• _Your goal_:
Among the lines of these entries, how many hold the word "vocat"? State only the number.

━━━ Data ━━━

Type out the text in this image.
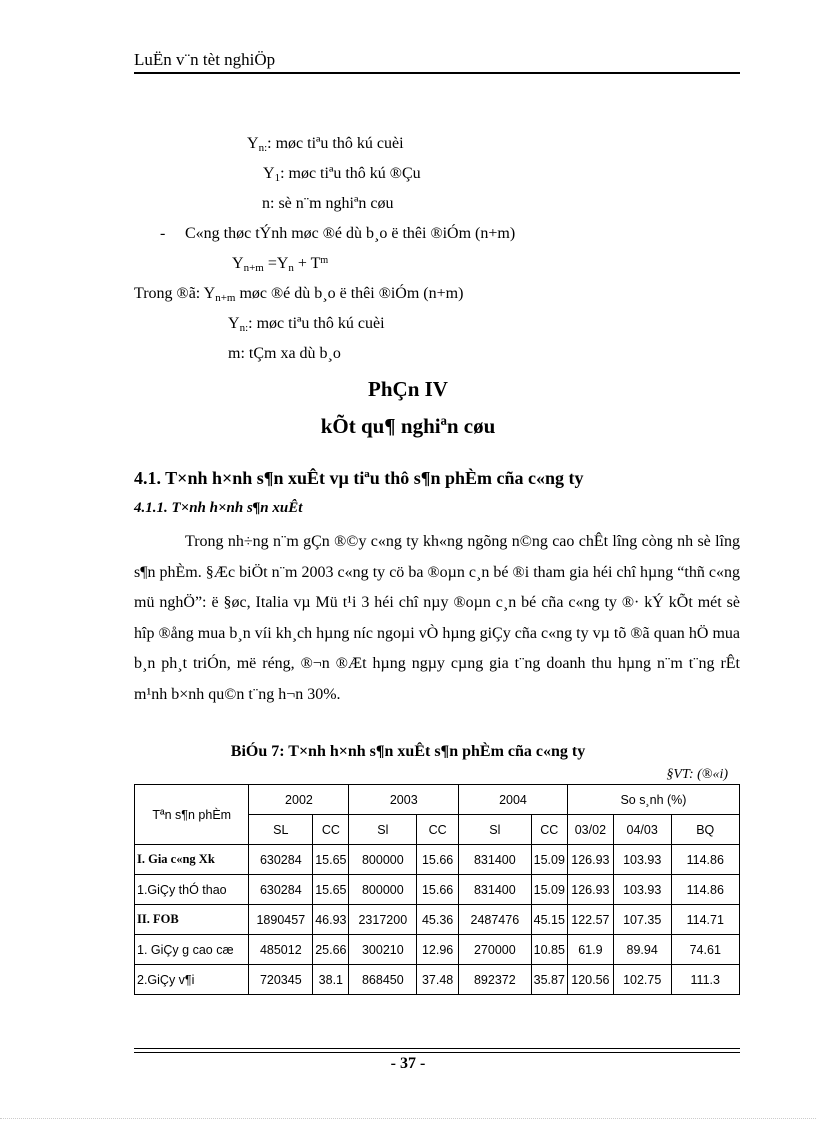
LuËn v¨n tèt nghiÖp
$Y_{n:}$: møc tiªu thô kú cuèi
$Y_1$: møc tiªu thô kú ®Çu
n: sè n¨m nghiªn cøu
- C«ng thøc tÝnh møc ®é dù b¸o ë thêi ®iÓm (n+m)
$Y_{n+m} =Y_n + T^m$
Trong ®ã: $Y_{n+m}$ møc ®é dù b¸o ë thêi ®iÓm (n+m)
$Y_{n:}$: møc tiªu thô kú cuèi
m: tÇm xa dù b¸o
PhÇn IV
kÕt qu¶ nghiªn cøu
4.1. T×nh h×nh s¶n xuÊt vµ tiªu thô s¶n phÈm cña c«ng ty
4.1.1. T×nh h×nh s¶n xuÊt

Trong nh÷ng n¨m gÇn ®©y c«ng ty kh«ng ngõng n©ng cao chÊt lîng còng nh sè lîng s¶n phÈm. §Æc biÖt n¨m 2003 c«ng ty cö ba ®oµn c¸n bé ®i tham gia héi chî hµng “thñ c«ng mü nghÖ”: ë §øc, Italia vµ Mü t¹i 3 héi chî nµy ®oµn c¸n bé cña c«ng ty ®· kÝ kÕt mét sè hîp ®ång mua b¸n víi kh¸ch hµng níc ngoµi vÒ hµng giÇy cña c«ng ty vµ tõ ®ã quan hÖ mua b¸n ph¸t triÓn, më réng, ®¬n ®Æt hµng ngµy cµng gia t¨ng doanh thu hµng n¨m t¨ng rÊt m¹nh b×nh qu©n t¨ng h¬n 30%.

BiÓu 7: T×nh h×nh s¶n xuÊt s¶n phÈm cña c«ng ty
§VT: (®«i)
Tªn s¶n phÈm	2002		2003		2004		So s¸nh (%)		
	SL	CC	Sl	CC	Sl	CC	03/02	04/03	BQ
I. Gia c«ng Xk	630284	15.65	800000	15.66	831400	15.09	126.93	103.93	114.86
1.GiÇy thÓ thao	630284	15.65	800000	15.66	831400	15.09	126.93	103.93	114.86
II. FOB	1890457	46.93	2317200	45.36	2487476	45.15	122.57	107.35	114.71
1. GiÇy g cao cæ	485012	25.66	300210	12.96	270000	10.85	61.9	89.94	74.61
2.GiÇy v¶i	720345	38.1	868450	37.48	892372	35.87	120.56	102.75	111.3
- 37 -
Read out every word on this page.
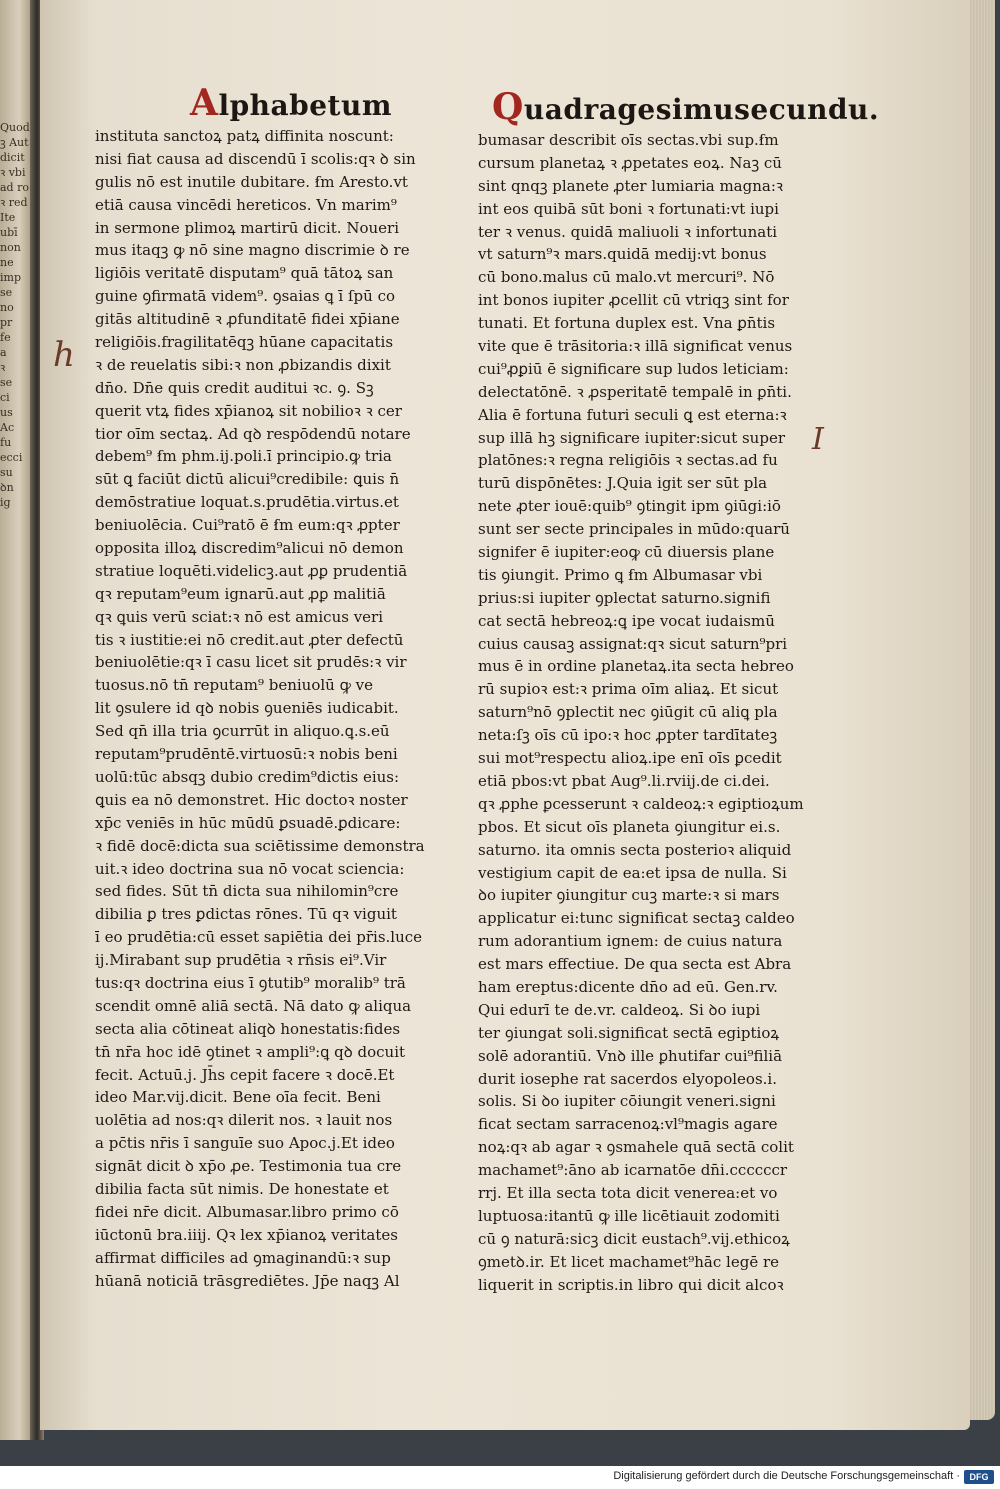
Quod
ꝫ Aut
dicit
ꝛ vbi
ad ro
ꝛ red
Ite
ubī
non
ne
imp
se
no
pr
fe
a
ꝛ
se
ci
us
Ac
fu
ecci
su
ꝺn
ig
Alphabetum	Quadragesimusecundu.
instituta sanctoꝝ patꝝ diffinita noscunt:
nisi fiat causa ad discendū ī scolis:qꝛ ꝺ sin
gulis nō est inutile dubitare. ẜm Aresto.vt
etiā causa vincēdi hereticos. Vn marim⁹
in sermone plimoꝝ martirū dicit. Noueri
mus itaqꝫ ꝙ nō sine magno discrimie ꝺ re
ligiōis veritatē disputam⁹ quā tātoꝝ san
guine ꝯfirmatā videm⁹. ꝯsaias ꝗ ī ſpū co
gitās altitudinē ꝛ ꝓfunditatē fidei xp̄iane
religiōis.fragilitatēqꝫ hūane capacitatis
ꝛ de reuelatis sibi:ꝛ non ꝓbizandis dixit
dn̄o. Dn̄e quis credit auditui ꝛc. ꝯ. Sꝫ
querit vtꝝ fides xp̄ianoꝝ sit nobilioꝛ ꝛ cer
tior oīm sectaꝝ. Ad qꝺ respōdendū notare
debem⁹ ẜm phm.ij.poli.ī principio.ꝙ tria
sūt ꝗ faciūt dictū alicui⁹credibile: ꝗuis n̄
demōstratiue loquat.s.prudētia.virtus.et
beniuolēcia. Cui⁹ratō ē ẜm eum:qꝛ ꝓpter
opposita illoꝝ discredim⁹alicui nō demon
stratiue loquēti.videlicꝫ.aut ꝓꝑ prudentiā
qꝛ reputam⁹eum ignarū.aut ꝓꝑ malitiā
qꝛ ꝗuis verū sciat:ꝛ nō est amicus veri
tis ꝛ iustitie:ei nō credit.aut ꝓter defectū
beniuolētie:qꝛ ī casu licet sit prudēs:ꝛ vir
tuosus.nō tn̄ reputam⁹ beniuolū ꝙ ve
lit ꝯsulere id qꝺ nobis ꝯueniēs iudicabit.
Sed qn̄ illa tria ꝯcurrūt in aliquo.ꝗ.s.eū
reputam⁹prudēntē.virtuosū:ꝛ nobis beni
uolū:tūc absqꝫ dubio credim⁹dictis eius:
ꝗuis ea nō demonstret. Hic doctoꝛ noster
xp̄c veniēs in hūc mūdū ꝑsuadē.ꝑdicare:
ꝛ fidē docē:dicta sua sciētissime demonstra
uit.ꝛ ideo doctrina sua nō vocat sciencia:
sed fides. Sūt tn̄ dicta sua nihilomin⁹cre
dibilia ꝑ tres ꝑdictas rōnes. Tū qꝛ viguit
ī eo prudētia:cū esset sapiētia dei pr̄is.luce
ij.Mirabant sup prudētia ꝛ rn̄sis ei⁹.Vir
tus:qꝛ doctrina eius ī ꝯtutib⁹ moralib⁹ trā
scendit omnē aliā sectā. Nā dato ꝙ aliqua
secta alia cōtineat aliqꝺ honestatis:fides
tn̄ nr̄a hoc idē ꝯtinet ꝛ ampli⁹:ꝗ qꝺ docuit
fecit. Actuū.j. Jh̄s cepit facere ꝛ docē.Et
ideo Mar.vij.dicit. Bene oīa fecit. Beni
uolētia ad nos:qꝛ dilerit nos. ꝛ lauit nos
a pc̄tis nr̄is ī sanguīe suo Apoc.j.Et ideo
signāt dicit ꝺ xp̄o ꝓe. Testimonia tua cre
dibilia facta sūt nimis. De honestate et
fidei nr̄e dicit. Albumasar.libro primo cō
iūctonū bra.iiij. Qꝛ lex xp̄ianoꝝ veritates
affirmat difficiles ad ꝯmaginandū:ꝛ sup
hūanā noticiā trāsgrediētes. Jp̄e naqꝫ Al
bumasar describit oīs sectas.vbi sup.ẜm
cursum planetaꝝ ꝛ ꝓpetates eoꝝ. Naꝫ cū
sint qnqꝫ planete ꝓter lumiaria magna:ꝛ
int eos quibā sūt boni ꝛ fortunati:vt iupi
ter ꝛ venus. quidā maliuoli ꝛ infortunati
vt saturn⁹ꝛ mars.quidā medij:vt bonus
cū bono.malus cū malo.vt mercuri⁹. Nō
int bonos iupiter ꝓcellit cū vtriqꝫ sint for
tunati. Et fortuna duplex est. Vna ꝑn̄tis
vite que ē trāsitoria:ꝛ illā significat venus
cui⁹ꝓꝑiū ē significare sup ludos leticiam:
delectatōnē. ꝛ ꝓsperitatē tempalē in ꝑn̄ti.
Alia ē fortuna futuri seculi ꝗ est eterna:ꝛ
sup illā hꝫ significare iupiter:sicut super
platōnes:ꝛ regna religiōis ꝛ sectas.ad fu
turū dispōnētes: J.Quia igit ser sūt pla
nete ꝓter iouē:quib⁹ ꝯtingit ipm ꝯiūgi:iō
sunt ser secte principales in mūdo:quarū
signifer ē iupiter:eoꝙ cū diuersis plane
tis ꝯiungit. Primo ꝗ ẜm Albumasar vbi
prius:si iupiter ꝯplectat saturno.signifi
cat sectā hebreoꝝ:ꝗ ipe vocat iudaismū
cuius causaꝫ assignat:qꝛ sicut saturn⁹pri
mus ē in ordine planetaꝝ.ita secta hebreo
rū supioꝛ est:ꝛ prima oīm aliaꝝ. Et sicut
saturn⁹nō ꝯplectit nec ꝯiūgit cū aliꝗ pla
neta:ſꝫ oīs cū ipo:ꝛ hoc ꝓpter tardītateꝫ
sui mot⁹respectu alioꝝ.ipe enī oīs ꝑcedit
etiā pbos:vt pbat Aug⁹.li.rviij.de ci.dei.
qꝛ ꝓphe ꝑcesserunt ꝛ caldeoꝝ:ꝛ egiptioꝝum
pbos. Et sicut oīs planeta ꝯiungitur ei.s.
saturno. ita omnis secta posterioꝛ aliquid
vestigium capit de ea:et ipsa de nulla. Si
ꝺo iupiter ꝯiungitur cuꝫ marte:ꝛ si mars
applicatur ei:tunc significat sectaꝫ caldeo
rum adorantium ignem: de cuius natura
est mars effectiue. De qua secta est Abra
ham ereptus:dicente dn̄o ad eū. Gen.rv.
Qui edurī te de.vr. caldeoꝝ. Si ꝺo iupi
ter ꝯiungat soli.significat sectā egiptioꝝ
solē adorantiū. Vnꝺ ille ꝑhutifar cui⁹filiā
durit iosephe rat sacerdos elyopoleos.i.
solis. Si ꝺo iupiter cōiungit veneri.signi
ficat sectam sarracenoꝝ:vl⁹magis agare
noꝝ:qꝛ ab agar ꝛ ꝯsmahele quā sectā colit
machamet⁹:āno ab icarnatōe dn̄i.ccccccr
rrj. Et illa secta tota dicit venerea:et vo
luptuosa:itantū ꝙ ille licētiauit zodomiti
cū ꝯ naturā:sicꝫ dicit eustach⁹.vij.ethicoꝝ
ꝯmetꝺ.ir. Et licet machamet⁹hāc legē re
liquerit in scriptis.in libro qui dicit alcoꝛ
h
I
Digitalisierung gefördert durch die Deutsche Forschungsgemeinschaft ·	DFG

━━━

• _Worked solution_:
2